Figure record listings
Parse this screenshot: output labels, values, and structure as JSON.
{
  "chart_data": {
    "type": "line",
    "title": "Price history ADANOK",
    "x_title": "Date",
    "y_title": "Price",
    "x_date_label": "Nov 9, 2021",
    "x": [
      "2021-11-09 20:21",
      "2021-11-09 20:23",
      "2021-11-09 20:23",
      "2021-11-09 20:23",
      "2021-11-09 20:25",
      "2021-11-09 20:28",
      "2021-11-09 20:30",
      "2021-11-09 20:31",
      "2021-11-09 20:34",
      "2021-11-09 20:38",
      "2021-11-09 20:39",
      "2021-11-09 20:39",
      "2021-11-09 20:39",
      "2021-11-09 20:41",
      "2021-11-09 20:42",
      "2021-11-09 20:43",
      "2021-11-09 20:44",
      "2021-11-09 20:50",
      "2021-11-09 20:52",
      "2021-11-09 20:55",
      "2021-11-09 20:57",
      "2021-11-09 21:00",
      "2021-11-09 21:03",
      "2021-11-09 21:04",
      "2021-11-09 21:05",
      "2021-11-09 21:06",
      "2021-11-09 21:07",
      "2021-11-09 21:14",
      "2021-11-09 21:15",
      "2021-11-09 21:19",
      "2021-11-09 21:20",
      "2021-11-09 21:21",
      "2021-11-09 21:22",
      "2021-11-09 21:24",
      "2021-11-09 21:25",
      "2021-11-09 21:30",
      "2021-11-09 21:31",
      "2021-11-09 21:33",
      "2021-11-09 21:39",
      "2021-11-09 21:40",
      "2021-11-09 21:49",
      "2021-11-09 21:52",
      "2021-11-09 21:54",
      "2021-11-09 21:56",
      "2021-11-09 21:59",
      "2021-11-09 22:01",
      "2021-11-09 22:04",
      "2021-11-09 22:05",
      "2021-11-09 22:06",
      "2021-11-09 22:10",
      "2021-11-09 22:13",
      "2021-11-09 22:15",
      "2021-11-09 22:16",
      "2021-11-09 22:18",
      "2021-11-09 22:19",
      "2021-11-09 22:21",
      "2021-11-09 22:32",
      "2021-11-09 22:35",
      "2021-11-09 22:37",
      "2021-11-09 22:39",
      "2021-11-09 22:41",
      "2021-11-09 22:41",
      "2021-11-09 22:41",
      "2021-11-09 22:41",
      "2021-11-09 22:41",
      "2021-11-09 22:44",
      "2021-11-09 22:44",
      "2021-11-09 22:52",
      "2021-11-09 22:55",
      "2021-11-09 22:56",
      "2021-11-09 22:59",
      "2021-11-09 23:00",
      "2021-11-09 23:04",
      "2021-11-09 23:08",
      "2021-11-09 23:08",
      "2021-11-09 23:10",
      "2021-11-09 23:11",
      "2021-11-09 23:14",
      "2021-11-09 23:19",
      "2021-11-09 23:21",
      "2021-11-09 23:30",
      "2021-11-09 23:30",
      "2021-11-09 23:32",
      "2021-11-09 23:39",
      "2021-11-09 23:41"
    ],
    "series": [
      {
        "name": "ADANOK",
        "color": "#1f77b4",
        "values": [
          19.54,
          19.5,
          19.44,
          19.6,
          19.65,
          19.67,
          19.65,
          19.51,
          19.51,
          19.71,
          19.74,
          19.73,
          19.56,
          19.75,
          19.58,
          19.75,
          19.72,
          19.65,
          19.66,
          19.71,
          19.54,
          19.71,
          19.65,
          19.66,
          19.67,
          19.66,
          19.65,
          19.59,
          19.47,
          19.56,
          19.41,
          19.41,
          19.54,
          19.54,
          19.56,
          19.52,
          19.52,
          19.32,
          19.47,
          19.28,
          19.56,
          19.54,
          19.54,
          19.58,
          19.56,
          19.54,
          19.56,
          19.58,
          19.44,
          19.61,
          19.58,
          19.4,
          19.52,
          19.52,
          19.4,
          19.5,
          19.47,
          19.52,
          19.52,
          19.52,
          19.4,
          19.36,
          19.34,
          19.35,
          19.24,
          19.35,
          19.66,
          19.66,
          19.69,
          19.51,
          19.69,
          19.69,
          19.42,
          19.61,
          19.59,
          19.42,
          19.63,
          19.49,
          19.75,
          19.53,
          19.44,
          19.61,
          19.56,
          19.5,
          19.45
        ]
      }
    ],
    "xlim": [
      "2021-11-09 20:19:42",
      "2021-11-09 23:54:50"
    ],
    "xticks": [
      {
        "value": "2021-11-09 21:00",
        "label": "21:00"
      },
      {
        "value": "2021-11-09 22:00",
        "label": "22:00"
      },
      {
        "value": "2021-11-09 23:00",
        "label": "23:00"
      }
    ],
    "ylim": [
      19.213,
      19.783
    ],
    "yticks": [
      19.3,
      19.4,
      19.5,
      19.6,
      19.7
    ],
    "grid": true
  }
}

• **OBJECTIVE**
Return each entry from the material above exactly as it appears.

• **EXERCISE SOLUTION**
Parse this screenshot: output labels, values, and structure as JSON.
{
  "chart_data": {
    "type": "line",
    "title": "Price history ADANOK",
    "x_title": "Date",
    "y_title": "Price",
    "x_date_label": "Nov 9, 2021",
    "x": [
      "2021-11-09 20:21",
      "2021-11-09 20:23",
      "2021-11-09 20:23",
      "2021-11-09 20:23",
      "2021-11-09 20:25",
      "2021-11-09 20:28",
      "2021-11-09 20:30",
      "2021-11-09 20:31",
      "2021-11-09 20:34",
      "2021-11-09 20:38",
      "2021-11-09 20:39",
      "2021-11-09 20:39",
      "2021-11-09 20:39",
      "2021-11-09 20:41",
      "2021-11-09 20:42",
      "2021-11-09 20:43",
      "2021-11-09 20:44",
      "2021-11-09 20:50",
      "2021-11-09 20:52",
      "2021-11-09 20:55",
      "2021-11-09 20:57",
      "2021-11-09 21:00",
      "2021-11-09 21:03",
      "2021-11-09 21:04",
      "2021-11-09 21:05",
      "2021-11-09 21:06",
      "2021-11-09 21:07",
      "2021-11-09 21:14",
      "2021-11-09 21:15",
      "2021-11-09 21:19",
      "2021-11-09 21:20",
      "2021-11-09 21:21",
      "2021-11-09 21:22",
      "2021-11-09 21:24",
      "2021-11-09 21:25",
      "2021-11-09 21:30",
      "2021-11-09 21:31",
      "2021-11-09 21:33",
      "2021-11-09 21:39",
      "2021-11-09 21:40",
      "2021-11-09 21:49",
      "2021-11-09 21:52",
      "2021-11-09 21:54",
      "2021-11-09 21:56",
      "2021-11-09 21:59",
      "2021-11-09 22:01",
      "2021-11-09 22:04",
      "2021-11-09 22:05",
      "2021-11-09 22:06",
      "2021-11-09 22:10",
      "2021-11-09 22:13",
      "2021-11-09 22:15",
      "2021-11-09 22:16",
      "2021-11-09 22:18",
      "2021-11-09 22:19",
      "2021-11-09 22:21",
      "2021-11-09 22:32",
      "2021-11-09 22:35",
      "2021-11-09 22:37",
      "2021-11-09 22:39",
      "2021-11-09 22:41",
      "2021-11-09 22:41",
      "2021-11-09 22:41",
      "2021-11-09 22:41",
      "2021-11-09 22:41",
      "2021-11-09 22:44",
      "2021-11-09 22:44",
      "2021-11-09 22:52",
      "2021-11-09 22:55",
      "2021-11-09 22:56",
      "2021-11-09 22:59",
      "2021-11-09 23:00",
      "2021-11-09 23:04",
      "2021-11-09 23:08",
      "2021-11-09 23:08",
      "2021-11-09 23:10",
      "2021-11-09 23:11",
      "2021-11-09 23:14",
      "2021-11-09 23:19",
      "2021-11-09 23:21",
      "2021-11-09 23:30",
      "2021-11-09 23:30",
      "2021-11-09 23:32",
      "2021-11-09 23:39",
      "2021-11-09 23:41"
    ],
    "series": [
      {
        "name": "ADANOK",
        "color": "#1f77b4",
        "values": [
          19.54,
          19.5,
          19.44,
          19.6,
          19.65,
          19.67,
          19.65,
          19.51,
          19.51,
          19.71,
          19.74,
          19.73,
          19.56,
          19.75,
          19.58,
          19.75,
          19.72,
          19.65,
          19.66,
          19.71,
          19.54,
          19.71,
          19.65,
          19.66,
          19.67,
          19.66,
          19.65,
          19.59,
          19.47,
          19.56,
          19.41,
          19.41,
          19.54,
          19.54,
          19.56,
          19.52,
          19.52,
          19.32,
          19.47,
          19.28,
          19.56,
          19.54,
          19.54,
          19.58,
          19.56,
          19.54,
          19.56,
          19.58,
          19.44,
          19.61,
          19.58,
          19.4,
          19.52,
          19.52,
          19.4,
          19.5,
          19.47,
          19.52,
          19.52,
          19.52,
          19.4,
          19.36,
          19.34,
          19.35,
          19.24,
          19.35,
          19.66,
          19.66,
          19.69,
          19.51,
          19.69,
          19.69,
          19.42,
          19.61,
          19.59,
          19.42,
          19.63,
          19.49,
          19.75,
          19.53,
          19.44,
          19.61,
          19.56,
          19.5,
          19.45
        ]
      }
    ],
    "xlim": [
      "2021-11-09 20:19:42",
      "2021-11-09 23:54:50"
    ],
    "xticks": [
      {
        "value": "2021-11-09 21:00",
        "label": "21:00"
      },
      {
        "value": "2021-11-09 22:00",
        "label": "22:00"
      },
      {
        "value": "2021-11-09 23:00",
        "label": "23:00"
      }
    ],
    "ylim": [
      19.213,
      19.783
    ],
    "yticks": [
      19.3,
      19.4,
      19.5,
      19.6,
      19.7
    ],
    "grid": true
  }
}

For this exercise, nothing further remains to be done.